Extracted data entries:
* START *

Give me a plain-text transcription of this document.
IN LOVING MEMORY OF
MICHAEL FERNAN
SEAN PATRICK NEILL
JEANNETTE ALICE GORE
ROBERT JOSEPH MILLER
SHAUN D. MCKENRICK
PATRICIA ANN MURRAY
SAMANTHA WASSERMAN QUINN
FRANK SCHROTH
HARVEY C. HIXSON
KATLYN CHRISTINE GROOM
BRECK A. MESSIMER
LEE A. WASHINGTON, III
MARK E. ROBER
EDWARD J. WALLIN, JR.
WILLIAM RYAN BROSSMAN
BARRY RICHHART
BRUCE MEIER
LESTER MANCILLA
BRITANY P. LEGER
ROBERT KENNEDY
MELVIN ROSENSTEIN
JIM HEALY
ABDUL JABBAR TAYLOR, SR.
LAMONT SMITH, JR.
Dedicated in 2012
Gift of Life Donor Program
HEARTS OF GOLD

* END *

- Exercise task:
Reproduce each record shown above without altering a single word.

- Correct result:
Give me a plain-text transcription of this document.
IN LOVING MEMORY OF
MICHAEL FERNAN
SEAN PATRICK NEILL
JEANNETTE ALICE GORE
ROBERT JOSEPH MILLER
SHAUN D. MCKENRICK
PATRICIA ANN MURRAY
SAMANTHA WASSERMAN QUINN
FRANK SCHROTH
HARVEY C. HIXSON
KATLYN CHRISTINE GROOM
BRECK A. MESSIMER
LEE A. WASHINGTON, III
MARK E. ROBER
EDWARD J. WALLIN, JR.
WILLIAM RYAN BROSSMAN
BARRY RICHHART
BRUCE MEIER
LESTER MANCILLA
BRITANY P. LEGER
ROBERT KENNEDY
MELVIN ROSENSTEIN
JIM HEALY
ABDUL JABBAR TAYLOR, SR.
LAMONT SMITH, JR.
Dedicated in 2012
Gift of Life Donor Program
HEARTS OF GOLD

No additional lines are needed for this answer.